WHAT YOU WILL DO:
Show every line in the records below that contains the word "Number".

*** DATA ROWS

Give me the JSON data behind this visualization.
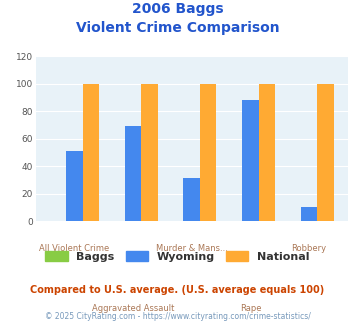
{
  "title_line1": "2006 Baggs",
  "title_line2": "Violent Crime Comparison",
  "categories": [
    "All Violent Crime",
    "Aggravated Assault",
    "Murder & Mans...",
    "Rape",
    "Robbery"
  ],
  "baggs_values": [
    0,
    0,
    0,
    0,
    0
  ],
  "wyoming_values": [
    51,
    69,
    31,
    88,
    10
  ],
  "national_values": [
    100,
    100,
    100,
    100,
    100
  ],
  "baggs_color": "#88cc44",
  "wyoming_color": "#4488ee",
  "national_color": "#ffaa33",
  "bg_color": "#ddeaf2",
  "plot_bg": "#e8f2f8",
  "ylim": [
    0,
    120
  ],
  "yticks": [
    0,
    20,
    40,
    60,
    80,
    100,
    120
  ],
  "footnote1": "Compared to U.S. average. (U.S. average equals 100)",
  "footnote2": "© 2025 CityRating.com - https://www.cityrating.com/crime-statistics/",
  "title_color": "#2255cc",
  "xlabel_color": "#aa7755",
  "footnote1_color": "#cc4400",
  "footnote2_color": "#7799bb"
}
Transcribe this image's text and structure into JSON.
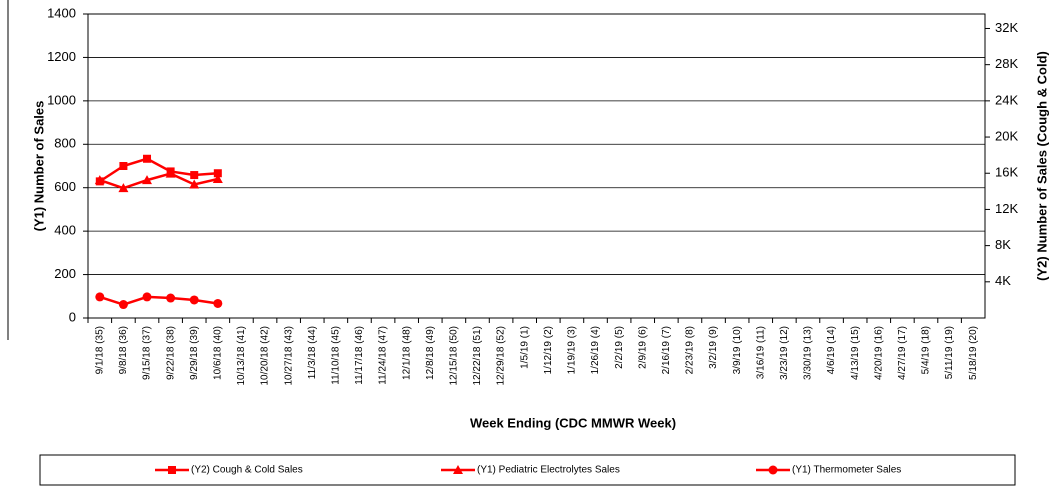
{
  "chart_data": {
    "type": "line",
    "x_label": "Week Ending (CDC MMWR Week)",
    "y_label": "(Y1) Number of Sales",
    "y2_label": "(Y2) Number of Sales (Cough & Cold)",
    "categories": [
      "9/1/18 (35)",
      "9/8/18 (36)",
      "9/15/18 (37)",
      "9/22/18 (38)",
      "9/29/18 (39)",
      "10/6/18 (40)",
      "10/13/18 (41)",
      "10/20/18 (42)",
      "10/27/18 (43)",
      "11/3/18 (44)",
      "11/10/18 (45)",
      "11/17/18 (46)",
      "11/24/18 (47)",
      "12/1/18 (48)",
      "12/8/18 (49)",
      "12/15/18 (50)",
      "12/22/18 (51)",
      "12/29/18 (52)",
      "1/5/19 (1)",
      "1/12/19 (2)",
      "1/19/19 (3)",
      "1/26/19 (4)",
      "2/2/19 (5)",
      "2/9/19 (6)",
      "2/16/19 (7)",
      "2/23/19 (8)",
      "3/2/19 (9)",
      "3/9/19 (10)",
      "3/16/19 (11)",
      "3/23/19 (12)",
      "3/30/19 (13)",
      "4/6/19 (14)",
      "4/13/19 (15)",
      "4/20/19 (16)",
      "4/27/19 (17)",
      "5/4/19 (18)",
      "5/11/19 (19)",
      "5/18/19 (20)"
    ],
    "series": [
      {
        "name": "(Y2) Cough & Cold Sales",
        "color": "#ff0000",
        "marker": "square",
        "axis": "y2",
        "values": [
          15100,
          16800,
          17600,
          16200,
          15800,
          16000,
          null,
          null,
          null,
          null,
          null,
          null,
          null,
          null,
          null,
          null,
          null,
          null,
          null,
          null,
          null,
          null,
          null,
          null,
          null,
          null,
          null,
          null,
          null,
          null,
          null,
          null,
          null,
          null,
          null,
          null,
          null,
          null
        ]
      },
      {
        "name": "(Y1) Pediatric Electrolytes Sales",
        "color": "#ff0000",
        "marker": "triangle",
        "values": [
          635,
          598,
          635,
          665,
          615,
          640,
          null,
          null,
          null,
          null,
          null,
          null,
          null,
          null,
          null,
          null,
          null,
          null,
          null,
          null,
          null,
          null,
          null,
          null,
          null,
          null,
          null,
          null,
          null,
          null,
          null,
          null,
          null,
          null,
          null,
          null,
          null,
          null
        ]
      },
      {
        "name": "(Y1) Thermometer Sales",
        "color": "#ff0000",
        "marker": "circle",
        "values": [
          97,
          62,
          97,
          92,
          83,
          67,
          null,
          null,
          null,
          null,
          null,
          null,
          null,
          null,
          null,
          null,
          null,
          null,
          null,
          null,
          null,
          null,
          null,
          null,
          null,
          null,
          null,
          null,
          null,
          null,
          null,
          null,
          null,
          null,
          null,
          null,
          null,
          null
        ]
      }
    ],
    "ylim": [
      0,
      1400
    ],
    "yticks": [
      0,
      200,
      400,
      600,
      800,
      1000,
      1200,
      1400
    ],
    "y2lim": [
      0,
      33600
    ],
    "y2ticks": [
      {
        "value": 4000,
        "label": "4K"
      },
      {
        "value": 8000,
        "label": "8K"
      },
      {
        "value": 12000,
        "label": "12K"
      },
      {
        "value": 16000,
        "label": "16K"
      },
      {
        "value": 20000,
        "label": "20K"
      },
      {
        "value": 24000,
        "label": "24K"
      },
      {
        "value": 28000,
        "label": "28K"
      },
      {
        "value": 32000,
        "label": "32K"
      }
    ],
    "grid": true
  }
}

******

THE COMPLETED TASK:
    "y_label": "(Y1) Number of Sales",
    "y2_label": "(Y2) Number of Sales (Cough & Cold)",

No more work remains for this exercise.